For the material that follows, list every line containing the word "browser".

*Extracted entries:*
+-------+
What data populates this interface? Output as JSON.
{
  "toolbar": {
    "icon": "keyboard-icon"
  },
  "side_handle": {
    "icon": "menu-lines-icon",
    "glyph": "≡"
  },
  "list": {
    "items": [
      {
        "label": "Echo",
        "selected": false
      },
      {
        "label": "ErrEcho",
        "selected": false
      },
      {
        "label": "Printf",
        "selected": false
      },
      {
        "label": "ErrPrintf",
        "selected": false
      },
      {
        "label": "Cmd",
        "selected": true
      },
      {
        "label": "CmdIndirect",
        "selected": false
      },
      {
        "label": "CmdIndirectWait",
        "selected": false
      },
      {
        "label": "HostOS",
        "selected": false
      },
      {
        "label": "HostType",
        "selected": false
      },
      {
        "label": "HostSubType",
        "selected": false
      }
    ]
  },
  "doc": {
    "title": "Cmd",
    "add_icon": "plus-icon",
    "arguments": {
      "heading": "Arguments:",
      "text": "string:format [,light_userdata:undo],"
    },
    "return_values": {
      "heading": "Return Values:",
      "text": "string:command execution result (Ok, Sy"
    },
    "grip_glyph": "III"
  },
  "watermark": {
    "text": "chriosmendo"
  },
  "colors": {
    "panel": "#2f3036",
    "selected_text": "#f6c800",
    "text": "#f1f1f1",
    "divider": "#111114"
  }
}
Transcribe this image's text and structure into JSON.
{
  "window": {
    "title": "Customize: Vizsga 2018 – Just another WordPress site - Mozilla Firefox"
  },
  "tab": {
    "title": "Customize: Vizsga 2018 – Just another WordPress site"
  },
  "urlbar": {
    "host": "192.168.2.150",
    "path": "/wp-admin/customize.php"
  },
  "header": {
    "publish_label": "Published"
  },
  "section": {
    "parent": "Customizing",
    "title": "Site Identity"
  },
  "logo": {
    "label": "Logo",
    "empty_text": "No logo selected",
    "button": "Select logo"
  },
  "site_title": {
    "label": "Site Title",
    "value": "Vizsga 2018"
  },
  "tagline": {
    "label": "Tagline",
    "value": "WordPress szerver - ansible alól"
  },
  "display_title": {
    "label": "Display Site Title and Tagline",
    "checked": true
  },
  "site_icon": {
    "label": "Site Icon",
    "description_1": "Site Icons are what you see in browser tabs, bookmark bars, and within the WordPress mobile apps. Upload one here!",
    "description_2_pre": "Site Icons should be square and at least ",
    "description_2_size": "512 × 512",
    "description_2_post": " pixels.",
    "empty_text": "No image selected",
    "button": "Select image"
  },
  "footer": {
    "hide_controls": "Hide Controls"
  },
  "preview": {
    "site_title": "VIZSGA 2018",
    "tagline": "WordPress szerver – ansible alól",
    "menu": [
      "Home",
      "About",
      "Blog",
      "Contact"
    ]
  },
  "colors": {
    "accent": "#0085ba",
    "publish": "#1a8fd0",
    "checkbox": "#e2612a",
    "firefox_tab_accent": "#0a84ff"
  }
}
+-------+
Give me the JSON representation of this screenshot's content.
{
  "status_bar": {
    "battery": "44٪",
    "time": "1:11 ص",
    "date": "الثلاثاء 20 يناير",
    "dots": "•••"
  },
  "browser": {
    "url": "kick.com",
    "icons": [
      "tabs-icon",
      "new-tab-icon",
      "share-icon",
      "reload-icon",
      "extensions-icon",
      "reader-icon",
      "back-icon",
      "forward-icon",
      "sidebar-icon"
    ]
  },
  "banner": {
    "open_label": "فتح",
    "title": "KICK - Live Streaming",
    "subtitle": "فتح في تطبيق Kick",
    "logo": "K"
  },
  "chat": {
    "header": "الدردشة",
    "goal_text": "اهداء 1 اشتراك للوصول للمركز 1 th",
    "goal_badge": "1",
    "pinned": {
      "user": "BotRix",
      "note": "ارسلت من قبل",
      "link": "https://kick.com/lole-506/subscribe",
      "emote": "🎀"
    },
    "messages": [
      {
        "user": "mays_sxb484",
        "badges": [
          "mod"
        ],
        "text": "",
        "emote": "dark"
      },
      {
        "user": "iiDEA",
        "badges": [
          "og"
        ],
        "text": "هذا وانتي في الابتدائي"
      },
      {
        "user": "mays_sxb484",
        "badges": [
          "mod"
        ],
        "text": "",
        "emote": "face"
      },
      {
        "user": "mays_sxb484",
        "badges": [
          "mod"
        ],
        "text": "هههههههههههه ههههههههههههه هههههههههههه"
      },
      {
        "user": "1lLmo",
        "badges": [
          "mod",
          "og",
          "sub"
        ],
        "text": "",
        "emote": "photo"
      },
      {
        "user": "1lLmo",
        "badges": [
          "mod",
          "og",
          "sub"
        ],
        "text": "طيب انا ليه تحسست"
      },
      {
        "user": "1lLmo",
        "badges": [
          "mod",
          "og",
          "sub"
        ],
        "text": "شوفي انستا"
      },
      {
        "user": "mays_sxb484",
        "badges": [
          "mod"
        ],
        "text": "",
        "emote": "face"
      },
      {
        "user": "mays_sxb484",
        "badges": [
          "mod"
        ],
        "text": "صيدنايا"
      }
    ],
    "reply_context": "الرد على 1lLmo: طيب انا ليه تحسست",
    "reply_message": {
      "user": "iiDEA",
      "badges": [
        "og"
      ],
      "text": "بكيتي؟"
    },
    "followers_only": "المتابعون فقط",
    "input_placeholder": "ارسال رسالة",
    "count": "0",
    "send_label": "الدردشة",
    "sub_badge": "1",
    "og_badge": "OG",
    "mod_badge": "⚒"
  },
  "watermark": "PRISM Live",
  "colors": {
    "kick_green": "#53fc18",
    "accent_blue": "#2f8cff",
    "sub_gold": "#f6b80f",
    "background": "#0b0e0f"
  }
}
+-------+
*Expected output:*
    "description_1": "Site Icons are what you see in browser tabs, bookmark bars, and within the WordPress mobile apps. Upload one here!",
  "browser": {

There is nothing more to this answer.